Task directions> Records follow. Select each line holding "متقاضیان".

Entries shown>
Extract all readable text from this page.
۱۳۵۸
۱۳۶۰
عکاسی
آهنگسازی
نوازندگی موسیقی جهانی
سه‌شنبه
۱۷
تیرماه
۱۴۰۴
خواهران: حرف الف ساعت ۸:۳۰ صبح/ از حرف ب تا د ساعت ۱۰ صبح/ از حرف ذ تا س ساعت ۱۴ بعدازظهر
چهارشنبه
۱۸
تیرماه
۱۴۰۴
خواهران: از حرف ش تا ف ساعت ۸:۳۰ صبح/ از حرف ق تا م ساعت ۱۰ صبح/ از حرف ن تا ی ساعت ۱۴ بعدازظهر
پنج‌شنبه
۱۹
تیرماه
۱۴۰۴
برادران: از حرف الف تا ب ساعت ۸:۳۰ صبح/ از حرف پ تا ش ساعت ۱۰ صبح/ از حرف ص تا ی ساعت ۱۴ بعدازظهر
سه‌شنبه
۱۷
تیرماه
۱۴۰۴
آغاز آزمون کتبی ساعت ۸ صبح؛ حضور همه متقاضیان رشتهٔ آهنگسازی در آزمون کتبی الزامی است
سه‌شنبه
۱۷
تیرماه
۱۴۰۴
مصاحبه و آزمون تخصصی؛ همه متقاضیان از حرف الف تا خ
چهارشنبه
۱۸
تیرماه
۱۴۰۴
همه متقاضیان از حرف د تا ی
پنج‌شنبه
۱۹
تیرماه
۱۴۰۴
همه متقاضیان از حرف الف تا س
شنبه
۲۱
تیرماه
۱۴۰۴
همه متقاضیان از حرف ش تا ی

Reply>
آغاز آزمون کتبی ساعت ۸ صبح؛ حضور همه متقاضیان رشتهٔ آهنگسازی در آزمون کتبی الزامی است
مصاحبه و آزمون تخصصی؛ همه متقاضیان از حرف الف تا خ
همه متقاضیان از حرف د تا ی
همه متقاضیان از حرف الف تا س
همه متقاضیان از حرف ش تا ی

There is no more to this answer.